Input for this task:

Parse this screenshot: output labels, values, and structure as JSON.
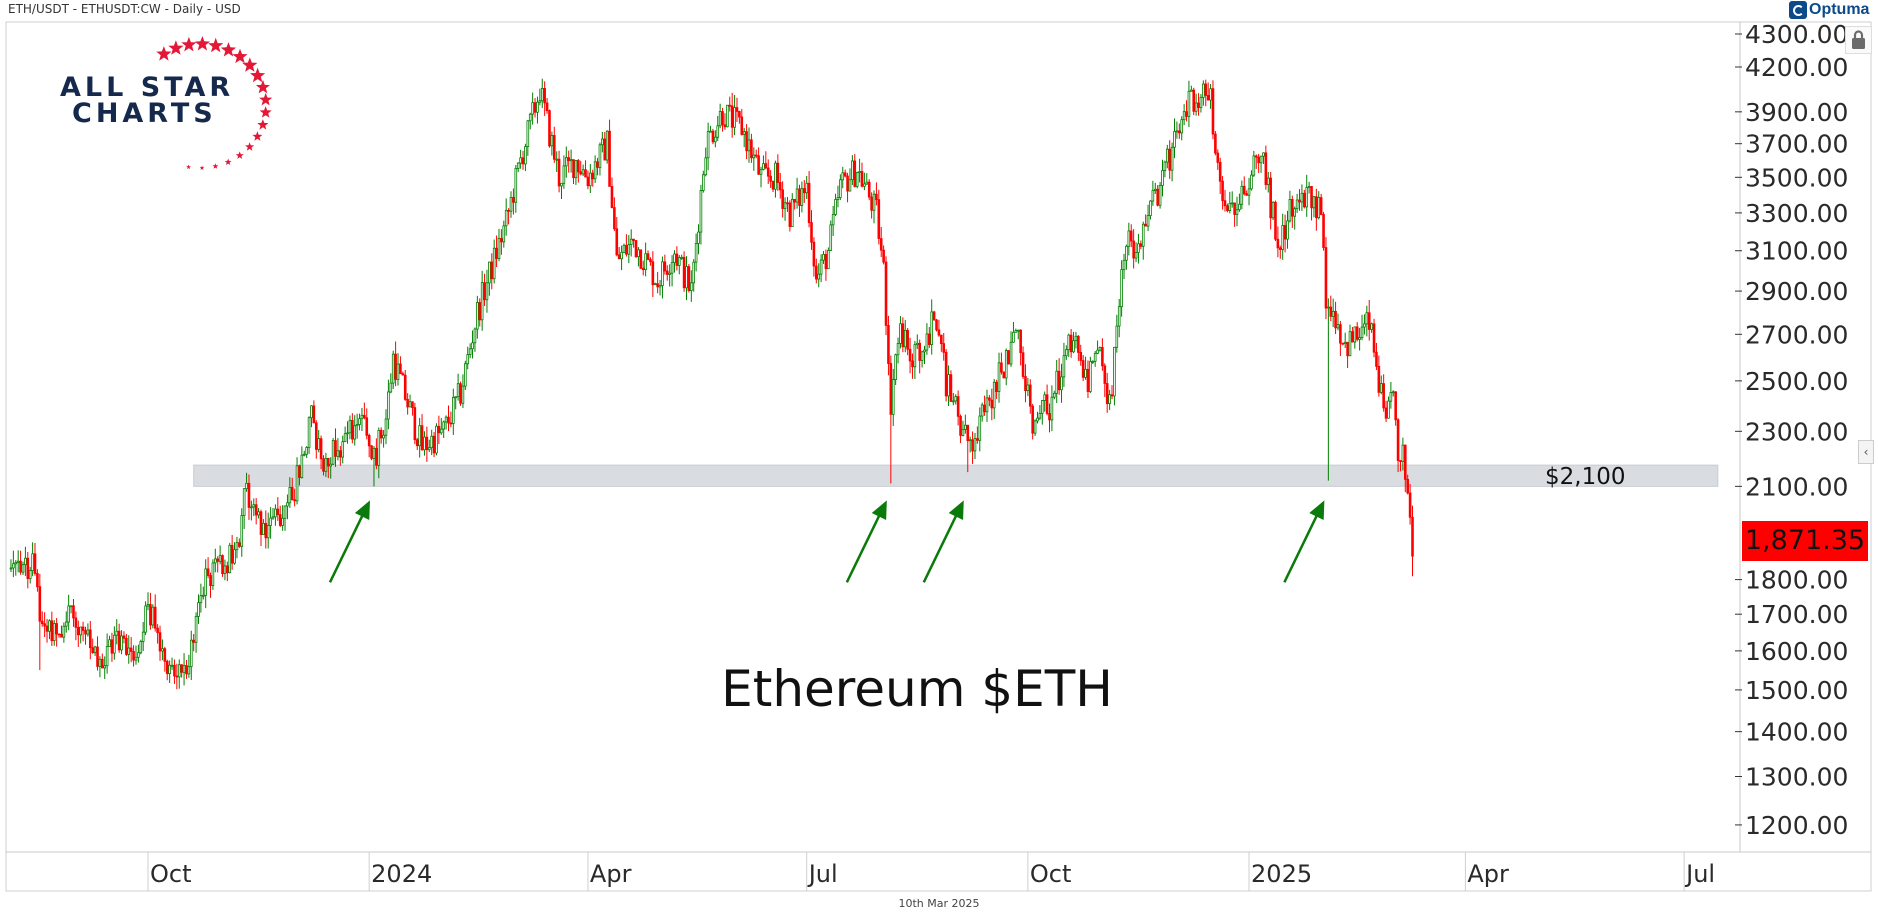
{
  "header": {
    "title": "ETH/USDT - ETHUSDT:CW - Daily - USD"
  },
  "branding": {
    "logo_line1": "ALL STAR",
    "logo_line2": "CHARTS",
    "vendor": "Optuma"
  },
  "footer": {
    "date": "10th Mar 2025"
  },
  "colors": {
    "up": "#008000",
    "down": "#ff0000",
    "band": "#d9dde1",
    "arrow": "#0a7a0a",
    "last_price_bg": "#ff0000",
    "logo_navy": "#14294b",
    "logo_red": "#e31837"
  },
  "icons": {
    "lock": "lock-icon",
    "scroll": "chevron-left-icon"
  },
  "chart_data": {
    "type": "candlestick",
    "title": "Ethereum $ETH",
    "y_scale": "log",
    "ylim": [
      1150,
      4350
    ],
    "y_ticks": [
      "4300.00",
      "4200.00",
      "3900.00",
      "3700.00",
      "3500.00",
      "3300.00",
      "3100.00",
      "2900.00",
      "2700.00",
      "2500.00",
      "2300.00",
      "2100.00",
      "1800.00",
      "1700.00",
      "1600.00",
      "1500.00",
      "1400.00",
      "1300.00",
      "1200.00"
    ],
    "x_ticks": [
      {
        "date": "2023-10-01",
        "label": "Oct"
      },
      {
        "date": "2024-01-01",
        "label": "2024"
      },
      {
        "date": "2024-04-01",
        "label": "Apr"
      },
      {
        "date": "2024-07-01",
        "label": "Jul"
      },
      {
        "date": "2024-10-01",
        "label": "Oct"
      },
      {
        "date": "2025-01-01",
        "label": "2025"
      },
      {
        "date": "2025-04-01",
        "label": "Apr"
      },
      {
        "date": "2025-07-01",
        "label": "Jul"
      }
    ],
    "xlim": [
      "2023-08-03",
      "2025-08-20"
    ],
    "last_price": "1,871.35",
    "support_zone": {
      "low": 2100,
      "high": 2150,
      "label": "$2,100",
      "from": "2023-10-20",
      "to": "2025-07-15"
    },
    "arrows_at": [
      "2024-01-03",
      "2024-08-05",
      "2024-09-06",
      "2025-02-03"
    ],
    "approx_closes": [
      [
        "2023-08-05",
        1835
      ],
      [
        "2023-08-14",
        1840
      ],
      [
        "2023-08-16",
        1810
      ],
      [
        "2023-08-17",
        1680
      ],
      [
        "2023-08-25",
        1650
      ],
      [
        "2023-08-29",
        1720
      ],
      [
        "2023-09-05",
        1630
      ],
      [
        "2023-09-11",
        1550
      ],
      [
        "2023-09-18",
        1640
      ],
      [
        "2023-09-25",
        1590
      ],
      [
        "2023-10-01",
        1730
      ],
      [
        "2023-10-05",
        1630
      ],
      [
        "2023-10-12",
        1540
      ],
      [
        "2023-10-20",
        1600
      ],
      [
        "2023-10-23",
        1790
      ],
      [
        "2023-11-01",
        1850
      ],
      [
        "2023-11-08",
        1890
      ],
      [
        "2023-11-10",
        2100
      ],
      [
        "2023-11-15",
        2000
      ],
      [
        "2023-11-20",
        1960
      ],
      [
        "2023-11-28",
        2050
      ],
      [
        "2023-12-01",
        2100
      ],
      [
        "2023-12-08",
        2350
      ],
      [
        "2023-12-12",
        2200
      ],
      [
        "2023-12-20",
        2250
      ],
      [
        "2023-12-28",
        2350
      ],
      [
        "2024-01-03",
        2200
      ],
      [
        "2024-01-08",
        2350
      ],
      [
        "2024-01-11",
        2600
      ],
      [
        "2024-01-14",
        2500
      ],
      [
        "2024-01-23",
        2240
      ],
      [
        "2024-02-01",
        2300
      ],
      [
        "2024-02-08",
        2450
      ],
      [
        "2024-02-15",
        2800
      ],
      [
        "2024-02-27",
        3250
      ],
      [
        "2024-03-04",
        3600
      ],
      [
        "2024-03-12",
        4050
      ],
      [
        "2024-03-20",
        3500
      ],
      [
        "2024-03-27",
        3600
      ],
      [
        "2024-04-01",
        3500
      ],
      [
        "2024-04-09",
        3700
      ],
      [
        "2024-04-13",
        3050
      ],
      [
        "2024-04-20",
        3150
      ],
      [
        "2024-04-30",
        2950
      ],
      [
        "2024-05-07",
        3100
      ],
      [
        "2024-05-14",
        2900
      ],
      [
        "2024-05-20",
        3700
      ],
      [
        "2024-05-27",
        3900
      ],
      [
        "2024-06-04",
        3800
      ],
      [
        "2024-06-12",
        3500
      ],
      [
        "2024-06-18",
        3500
      ],
      [
        "2024-06-24",
        3300
      ],
      [
        "2024-07-01",
        3450
      ],
      [
        "2024-07-05",
        2950
      ],
      [
        "2024-07-10",
        3100
      ],
      [
        "2024-07-15",
        3450
      ],
      [
        "2024-07-22",
        3550
      ],
      [
        "2024-07-30",
        3300
      ],
      [
        "2024-08-02",
        3000
      ],
      [
        "2024-08-05",
        2420
      ],
      [
        "2024-08-08",
        2700
      ],
      [
        "2024-08-15",
        2600
      ],
      [
        "2024-08-24",
        2780
      ],
      [
        "2024-08-28",
        2500
      ],
      [
        "2024-09-06",
        2250
      ],
      [
        "2024-09-12",
        2350
      ],
      [
        "2024-09-20",
        2550
      ],
      [
        "2024-09-27",
        2700
      ],
      [
        "2024-10-03",
        2350
      ],
      [
        "2024-10-10",
        2400
      ],
      [
        "2024-10-20",
        2700
      ],
      [
        "2024-10-26",
        2500
      ],
      [
        "2024-10-31",
        2600
      ],
      [
        "2024-11-04",
        2400
      ],
      [
        "2024-11-11",
        3200
      ],
      [
        "2024-11-15",
        3050
      ],
      [
        "2024-11-22",
        3350
      ],
      [
        "2024-12-01",
        3700
      ],
      [
        "2024-12-08",
        4000
      ],
      [
        "2024-12-16",
        4000
      ],
      [
        "2024-12-20",
        3400
      ],
      [
        "2024-12-27",
        3350
      ],
      [
        "2025-01-06",
        3650
      ],
      [
        "2025-01-13",
        3150
      ],
      [
        "2025-01-18",
        3300
      ],
      [
        "2025-01-24",
        3400
      ],
      [
        "2025-01-31",
        3300
      ],
      [
        "2025-02-02",
        2870
      ],
      [
        "2025-02-03",
        2880
      ],
      [
        "2025-02-10",
        2650
      ],
      [
        "2025-02-16",
        2700
      ],
      [
        "2025-02-20",
        2750
      ],
      [
        "2025-02-24",
        2500
      ],
      [
        "2025-02-27",
        2300
      ],
      [
        "2025-03-02",
        2500
      ],
      [
        "2025-03-04",
        2150
      ],
      [
        "2025-03-06",
        2200
      ],
      [
        "2025-03-09",
        2020
      ],
      [
        "2025-03-10",
        1871.35
      ]
    ],
    "notable_lows": [
      [
        "2023-08-17",
        1550
      ],
      [
        "2024-01-03",
        2100
      ],
      [
        "2024-08-05",
        2110
      ],
      [
        "2024-09-06",
        2150
      ],
      [
        "2025-02-03",
        2120
      ],
      [
        "2025-03-10",
        1810
      ]
    ]
  }
}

Exercise:
Output, exactly, all the records above; include no pictures.

Correct result:
Parse this screenshot: output labels, values, and structure as JSON.
{
  "header": {
    "title": "ETH/USDT - ETHUSDT:CW - Daily - USD"
  },
  "branding": {
    "logo_line1": "ALL STAR",
    "logo_line2": "CHARTS",
    "vendor": "Optuma"
  },
  "footer": {
    "date": "10th Mar 2025"
  },
  "colors": {
    "up": "#008000",
    "down": "#ff0000",
    "band": "#d9dde1",
    "arrow": "#0a7a0a",
    "last_price_bg": "#ff0000",
    "logo_navy": "#14294b",
    "logo_red": "#e31837"
  },
  "icons": {
    "lock": "lock-icon",
    "scroll": "chevron-left-icon"
  },
  "chart_data": {
    "type": "candlestick",
    "title": "Ethereum $ETH",
    "y_scale": "log",
    "ylim": [
      1150,
      4350
    ],
    "y_ticks": [
      "4300.00",
      "4200.00",
      "3900.00",
      "3700.00",
      "3500.00",
      "3300.00",
      "3100.00",
      "2900.00",
      "2700.00",
      "2500.00",
      "2300.00",
      "2100.00",
      "1800.00",
      "1700.00",
      "1600.00",
      "1500.00",
      "1400.00",
      "1300.00",
      "1200.00"
    ],
    "x_ticks": [
      {
        "date": "2023-10-01",
        "label": "Oct"
      },
      {
        "date": "2024-01-01",
        "label": "2024"
      },
      {
        "date": "2024-04-01",
        "label": "Apr"
      },
      {
        "date": "2024-07-01",
        "label": "Jul"
      },
      {
        "date": "2024-10-01",
        "label": "Oct"
      },
      {
        "date": "2025-01-01",
        "label": "2025"
      },
      {
        "date": "2025-04-01",
        "label": "Apr"
      },
      {
        "date": "2025-07-01",
        "label": "Jul"
      }
    ],
    "xlim": [
      "2023-08-03",
      "2025-08-20"
    ],
    "last_price": "1,871.35",
    "support_zone": {
      "low": 2100,
      "high": 2150,
      "label": "$2,100",
      "from": "2023-10-20",
      "to": "2025-07-15"
    },
    "arrows_at": [
      "2024-01-03",
      "2024-08-05",
      "2024-09-06",
      "2025-02-03"
    ],
    "approx_closes": [
      [
        "2023-08-05",
        1835
      ],
      [
        "2023-08-14",
        1840
      ],
      [
        "2023-08-16",
        1810
      ],
      [
        "2023-08-17",
        1680
      ],
      [
        "2023-08-25",
        1650
      ],
      [
        "2023-08-29",
        1720
      ],
      [
        "2023-09-05",
        1630
      ],
      [
        "2023-09-11",
        1550
      ],
      [
        "2023-09-18",
        1640
      ],
      [
        "2023-09-25",
        1590
      ],
      [
        "2023-10-01",
        1730
      ],
      [
        "2023-10-05",
        1630
      ],
      [
        "2023-10-12",
        1540
      ],
      [
        "2023-10-20",
        1600
      ],
      [
        "2023-10-23",
        1790
      ],
      [
        "2023-11-01",
        1850
      ],
      [
        "2023-11-08",
        1890
      ],
      [
        "2023-11-10",
        2100
      ],
      [
        "2023-11-15",
        2000
      ],
      [
        "2023-11-20",
        1960
      ],
      [
        "2023-11-28",
        2050
      ],
      [
        "2023-12-01",
        2100
      ],
      [
        "2023-12-08",
        2350
      ],
      [
        "2023-12-12",
        2200
      ],
      [
        "2023-12-20",
        2250
      ],
      [
        "2023-12-28",
        2350
      ],
      [
        "2024-01-03",
        2200
      ],
      [
        "2024-01-08",
        2350
      ],
      [
        "2024-01-11",
        2600
      ],
      [
        "2024-01-14",
        2500
      ],
      [
        "2024-01-23",
        2240
      ],
      [
        "2024-02-01",
        2300
      ],
      [
        "2024-02-08",
        2450
      ],
      [
        "2024-02-15",
        2800
      ],
      [
        "2024-02-27",
        3250
      ],
      [
        "2024-03-04",
        3600
      ],
      [
        "2024-03-12",
        4050
      ],
      [
        "2024-03-20",
        3500
      ],
      [
        "2024-03-27",
        3600
      ],
      [
        "2024-04-01",
        3500
      ],
      [
        "2024-04-09",
        3700
      ],
      [
        "2024-04-13",
        3050
      ],
      [
        "2024-04-20",
        3150
      ],
      [
        "2024-04-30",
        2950
      ],
      [
        "2024-05-07",
        3100
      ],
      [
        "2024-05-14",
        2900
      ],
      [
        "2024-05-20",
        3700
      ],
      [
        "2024-05-27",
        3900
      ],
      [
        "2024-06-04",
        3800
      ],
      [
        "2024-06-12",
        3500
      ],
      [
        "2024-06-18",
        3500
      ],
      [
        "2024-06-24",
        3300
      ],
      [
        "2024-07-01",
        3450
      ],
      [
        "2024-07-05",
        2950
      ],
      [
        "2024-07-10",
        3100
      ],
      [
        "2024-07-15",
        3450
      ],
      [
        "2024-07-22",
        3550
      ],
      [
        "2024-07-30",
        3300
      ],
      [
        "2024-08-02",
        3000
      ],
      [
        "2024-08-05",
        2420
      ],
      [
        "2024-08-08",
        2700
      ],
      [
        "2024-08-15",
        2600
      ],
      [
        "2024-08-24",
        2780
      ],
      [
        "2024-08-28",
        2500
      ],
      [
        "2024-09-06",
        2250
      ],
      [
        "2024-09-12",
        2350
      ],
      [
        "2024-09-20",
        2550
      ],
      [
        "2024-09-27",
        2700
      ],
      [
        "2024-10-03",
        2350
      ],
      [
        "2024-10-10",
        2400
      ],
      [
        "2024-10-20",
        2700
      ],
      [
        "2024-10-26",
        2500
      ],
      [
        "2024-10-31",
        2600
      ],
      [
        "2024-11-04",
        2400
      ],
      [
        "2024-11-11",
        3200
      ],
      [
        "2024-11-15",
        3050
      ],
      [
        "2024-11-22",
        3350
      ],
      [
        "2024-12-01",
        3700
      ],
      [
        "2024-12-08",
        4000
      ],
      [
        "2024-12-16",
        4000
      ],
      [
        "2024-12-20",
        3400
      ],
      [
        "2024-12-27",
        3350
      ],
      [
        "2025-01-06",
        3650
      ],
      [
        "2025-01-13",
        3150
      ],
      [
        "2025-01-18",
        3300
      ],
      [
        "2025-01-24",
        3400
      ],
      [
        "2025-01-31",
        3300
      ],
      [
        "2025-02-02",
        2870
      ],
      [
        "2025-02-03",
        2880
      ],
      [
        "2025-02-10",
        2650
      ],
      [
        "2025-02-16",
        2700
      ],
      [
        "2025-02-20",
        2750
      ],
      [
        "2025-02-24",
        2500
      ],
      [
        "2025-02-27",
        2300
      ],
      [
        "2025-03-02",
        2500
      ],
      [
        "2025-03-04",
        2150
      ],
      [
        "2025-03-06",
        2200
      ],
      [
        "2025-03-09",
        2020
      ],
      [
        "2025-03-10",
        1871.35
      ]
    ],
    "notable_lows": [
      [
        "2023-08-17",
        1550
      ],
      [
        "2024-01-03",
        2100
      ],
      [
        "2024-08-05",
        2110
      ],
      [
        "2024-09-06",
        2150
      ],
      [
        "2025-02-03",
        2120
      ],
      [
        "2025-03-10",
        1810
      ]
    ]
  }
}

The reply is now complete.